Exercise directions:
Pictures aside, quote the whole listing exactly.

Data records
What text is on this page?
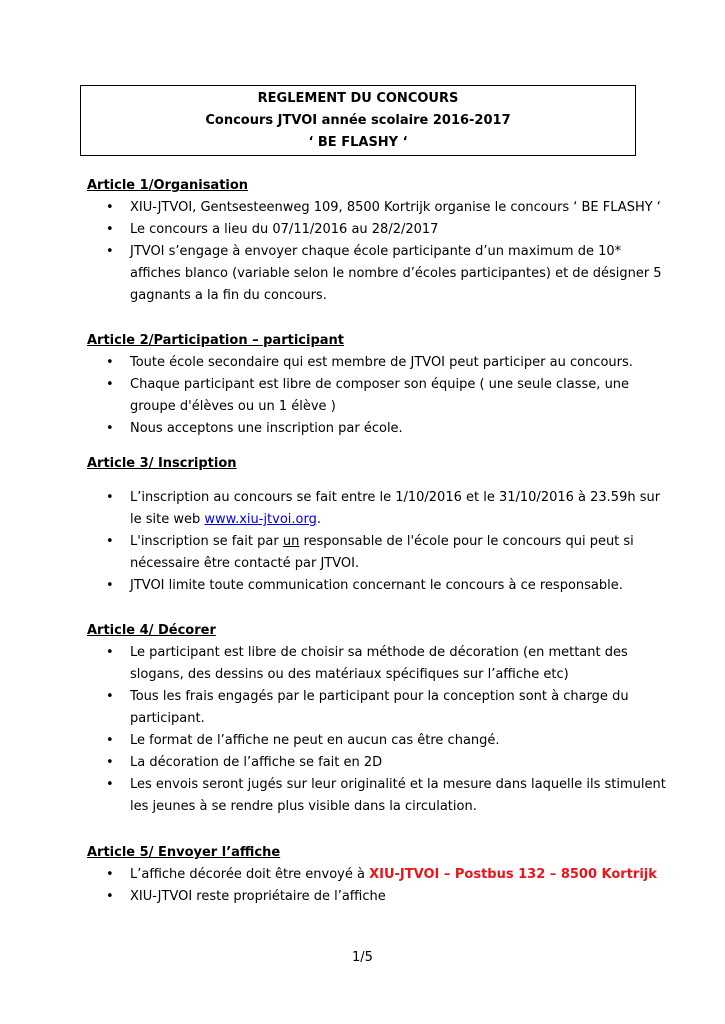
REGLEMENT DU CONCOURS
Concours JTVOI année scolaire 2016-2017
‘ BE FLASHY ‘
Article 1/Organisation
• XIU-JTVOI, Gentsesteenweg 109, 8500 Kortrijk organise le concours ‘ BE FLASHY ‘
• Le concours a lieu du 07/11/2016 au 28/2/2017
• JTVOI s’engage à envoyer chaque école participante d’un maximum de 10*
affiches blanco (variable selon le nombre d’écoles participantes) et de désigner 5
gagnants a la fin du concours.
Article 2/Participation – participant
• Toute école secondaire qui est membre de JTVOI peut participer au concours.
• Chaque participant est libre de composer son équipe ( une seule classe, une
groupe d'élèves ou un 1 élève )
• Nous acceptons une inscription par école.
Article 3/ Inscription
• L’inscription au concours se fait entre le 1/10/2016 et le 31/10/2016 à 23.59h sur
le site web www.xiu-jtvoi.org.
• L'inscription se fait par un responsable de l'école pour le concours qui peut si
nécessaire être contacté par JTVOI.
• JTVOI limite toute communication concernant le concours à ce responsable.
Article 4/ Décorer
• Le participant est libre de choisir sa méthode de décoration (en mettant des
slogans, des dessins ou des matériaux spécifiques sur l’affiche etc)
• Tous les frais engagés par le participant pour la conception sont à charge du
participant.
• Le format de l’affiche ne peut en aucun cas être changé.
• La décoration de l’affiche se fait en 2D
• Les envois seront jugés sur leur originalité et la mesure dans laquelle ils stimulent
les jeunes à se rendre plus visible dans la circulation.
Article 5/ Envoyer l’affiche
• L’affiche décorée doit être envoyé à XIU-JTVOI – Postbus 132 – 8500 Kortrijk
• XIU-JTVOI reste propriétaire de l’affiche
1/5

Full solution:
What text is on this page?
REGLEMENT DU CONCOURS
Concours JTVOI année scolaire 2016-2017
‘ BE FLASHY ‘
Article 1/Organisation
• XIU-JTVOI, Gentsesteenweg 109, 8500 Kortrijk organise le concours ‘ BE FLASHY ‘
• Le concours a lieu du 07/11/2016 au 28/2/2017
• JTVOI s’engage à envoyer chaque école participante d’un maximum de 10*
affiches blanco (variable selon le nombre d’écoles participantes) et de désigner 5
gagnants a la fin du concours.
Article 2/Participation – participant
• Toute école secondaire qui est membre de JTVOI peut participer au concours.
• Chaque participant est libre de composer son équipe ( une seule classe, une
groupe d'élèves ou un 1 élève )
• Nous acceptons une inscription par école.
Article 3/ Inscription
• L’inscription au concours se fait entre le 1/10/2016 et le 31/10/2016 à 23.59h sur
le site web www.xiu-jtvoi.org.
• L'inscription se fait par un responsable de l'école pour le concours qui peut si
nécessaire être contacté par JTVOI.
• JTVOI limite toute communication concernant le concours à ce responsable.
Article 4/ Décorer
• Le participant est libre de choisir sa méthode de décoration (en mettant des
slogans, des dessins ou des matériaux spécifiques sur l’affiche etc)
• Tous les frais engagés par le participant pour la conception sont à charge du
participant.
• Le format de l’affiche ne peut en aucun cas être changé.
• La décoration de l’affiche se fait en 2D
• Les envois seront jugés sur leur originalité et la mesure dans laquelle ils stimulent
les jeunes à se rendre plus visible dans la circulation.
Article 5/ Envoyer l’affiche
• L’affiche décorée doit être envoyé à XIU-JTVOI – Postbus 132 – 8500 Kortrijk
• XIU-JTVOI reste propriétaire de l’affiche
1/5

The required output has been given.